[What the exercise asks] Write the data out again exactly, dropping any images it holds.

[Extracted data]
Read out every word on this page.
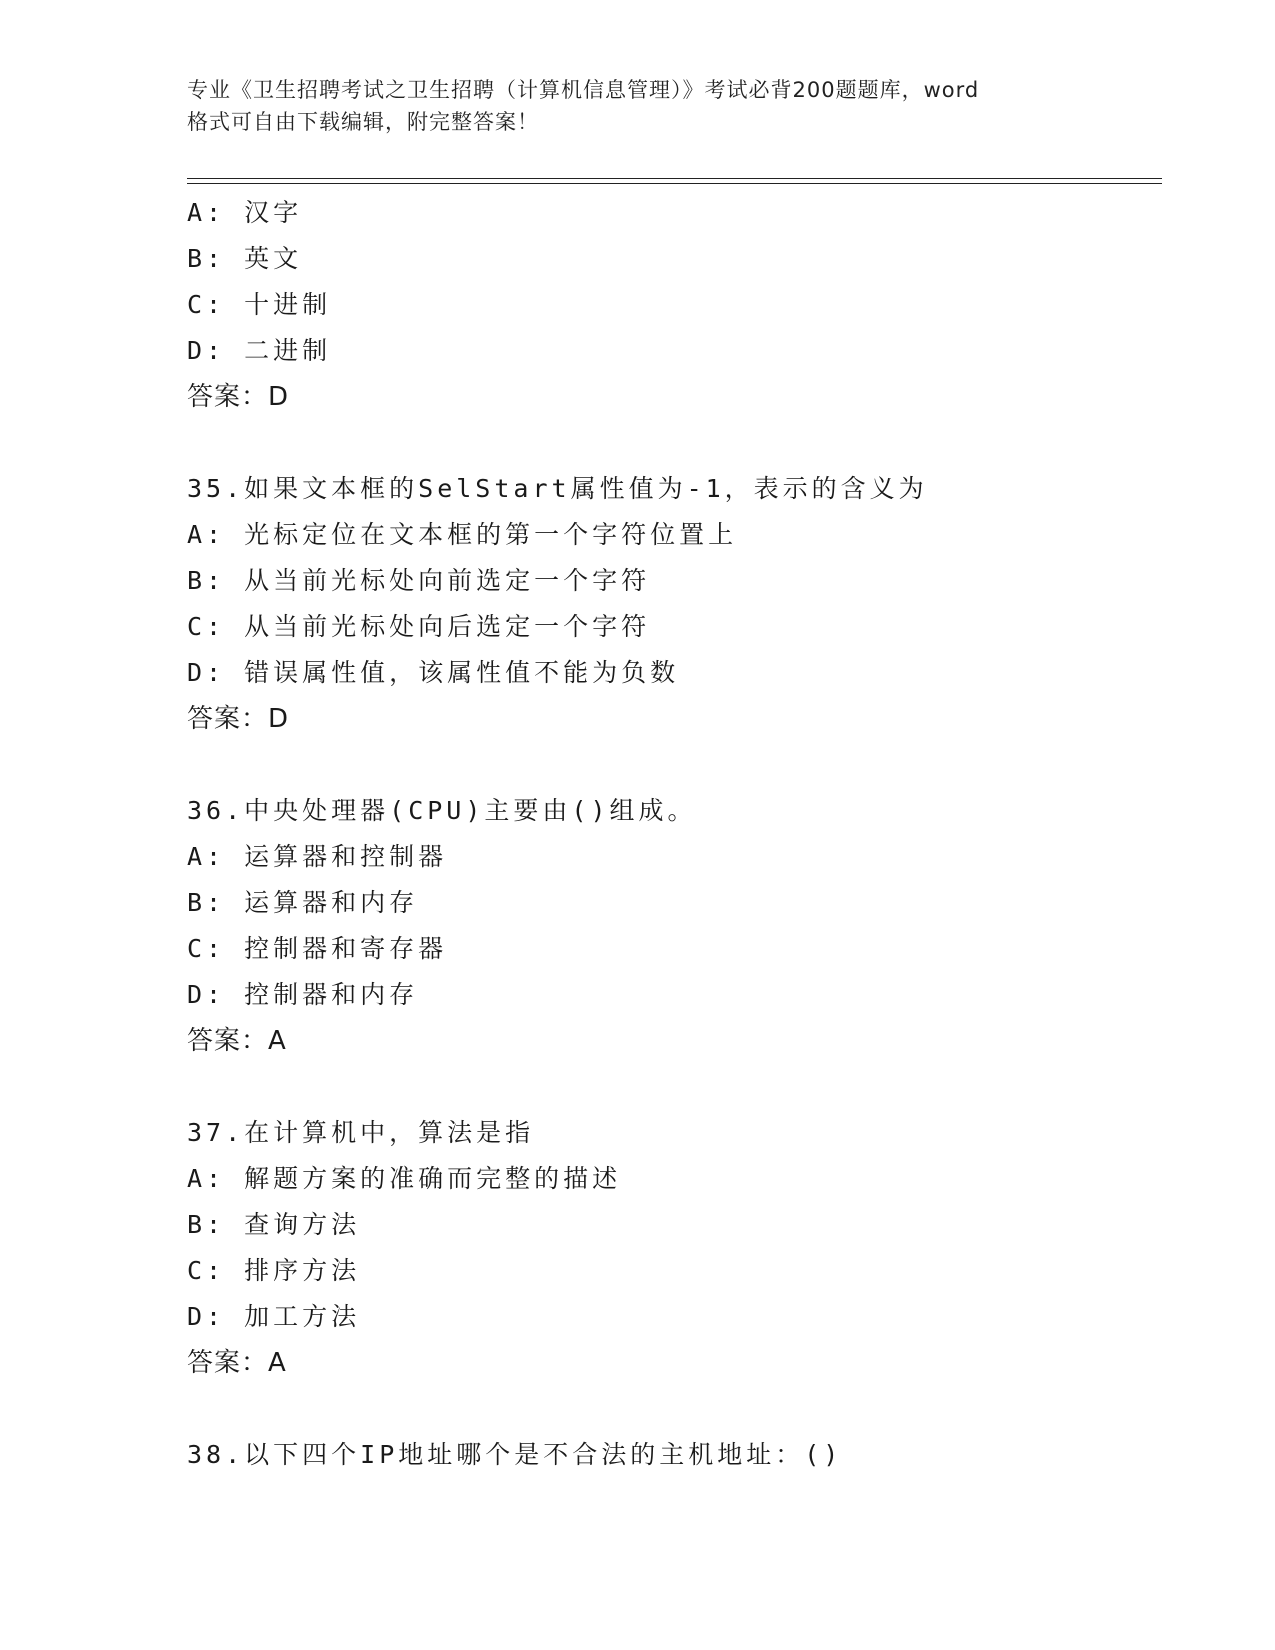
专业《卫生招聘考试之卫生招聘（计算机信息管理）》考试必背200题题库，word
格式可自由下载编辑，附完整答案！
A: 汉字
B: 英文
C: 十进制
D: 二进制
答案：D
35.如果文本框的SelStart属性值为-1，表示的含义为
A: 光标定位在文本框的第一个字符位置上
B: 从当前光标处向前选定一个字符
C: 从当前光标处向后选定一个字符
D: 错误属性值，该属性值不能为负数
答案：D
36.中央处理器(CPU)主要由()组成。
A: 运算器和控制器
B: 运算器和内存
C: 控制器和寄存器
D: 控制器和内存
答案：A
37.在计算机中，算法是指
A: 解题方案的准确而完整的描述
B: 查询方法
C: 排序方法
D: 加工方法
答案：A
38.以下四个IP地址哪个是不合法的主机地址：()
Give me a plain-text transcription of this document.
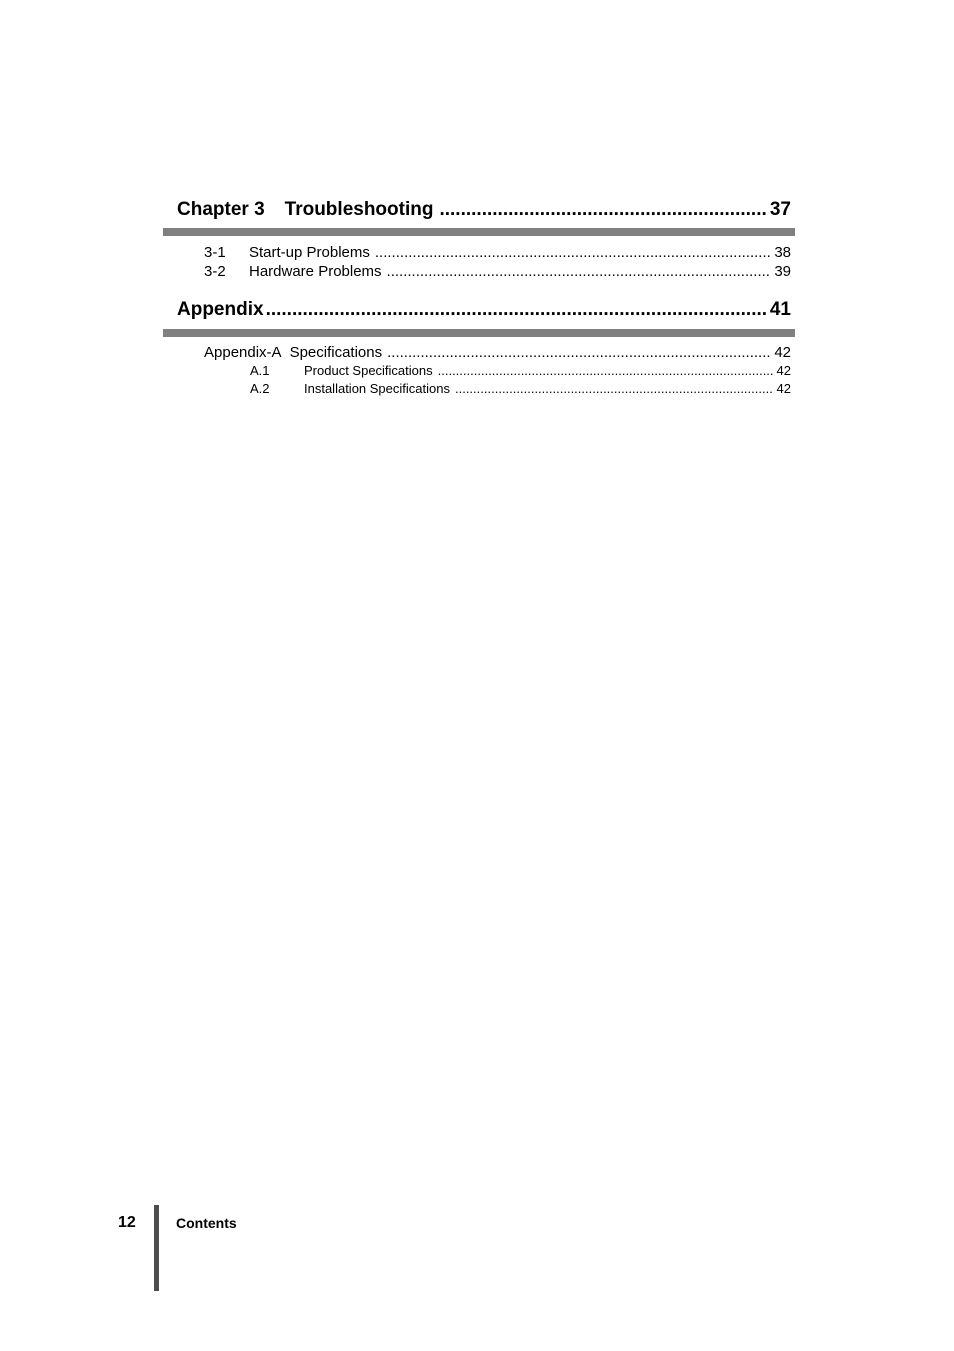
Chapter 3 Troubleshooting .....	37
3-1	Start-up Problems .....	38
3-2	Hardware Problems .....	39
Appendix .....	41
Appendix-A Specifications .....	42
A.1	Product Specifications .....	42
A.2	Installation Specifications .....	42
12	Contents
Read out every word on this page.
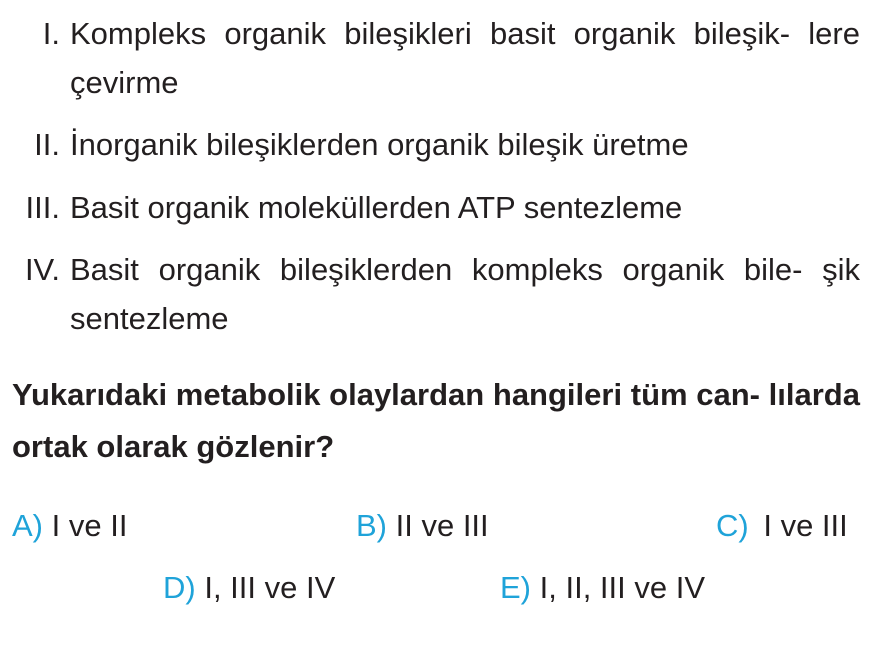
I. Kompleks organik bileşikleri basit organik bileşik- lere çevirme
II. İnorganik bileşiklerden organik bileşik üretme
III. Basit organik moleküllerden ATP sentezleme
IV. Basit organik bileşiklerden kompleks organik bile- şik sentezleme
Yukarıdaki metabolik olaylardan hangileri tüm can- lılarda ortak olarak gözlenir?
A) I ve II	B) II ve III	C) I ve III
D) I, III ve IV	E) I, II, III ve IV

[The response]
Read out every word on this page.
专业《卫生招聘考试之卫生招聘（计算机信息管理）》考试必背200题题库，word
格式可自由下载编辑，附完整答案！
A: 汉字
B: 英文
C: 十进制
D: 二进制
答案：D
35.如果文本框的SelStart属性值为-1，表示的含义为
A: 光标定位在文本框的第一个字符位置上
B: 从当前光标处向前选定一个字符
C: 从当前光标处向后选定一个字符
D: 错误属性值，该属性值不能为负数
答案：D
36.中央处理器(CPU)主要由()组成。
A: 运算器和控制器
B: 运算器和内存
C: 控制器和寄存器
D: 控制器和内存
答案：A
37.在计算机中，算法是指
A: 解题方案的准确而完整的描述
B: 查询方法
C: 排序方法
D: 加工方法
答案：A
38.以下四个IP地址哪个是不合法的主机地址：()
Give me a plain-text transcription of this document.
Chapter 3 Troubleshooting .....	37
3-1	Start-up Problems .....	38
3-2	Hardware Problems .....	39
Appendix .....	41
Appendix-A Specifications .....	42
A.1	Product Specifications .....	42
A.2	Installation Specifications .....	42
12	Contents
Read out every word on this page.
I. Kompleks organik bileşikleri basit organik bileşik- lere çevirme
II. İnorganik bileşiklerden organik bileşik üretme
III. Basit organik moleküllerden ATP sentezleme
IV. Basit organik bileşiklerden kompleks organik bile- şik sentezleme
Yukarıdaki metabolik olaylardan hangileri tüm can- lılarda ortak olarak gözlenir?
A) I ve II	B) II ve III	C) I ve III
D) I, III ve IV	E) I, II, III ve IV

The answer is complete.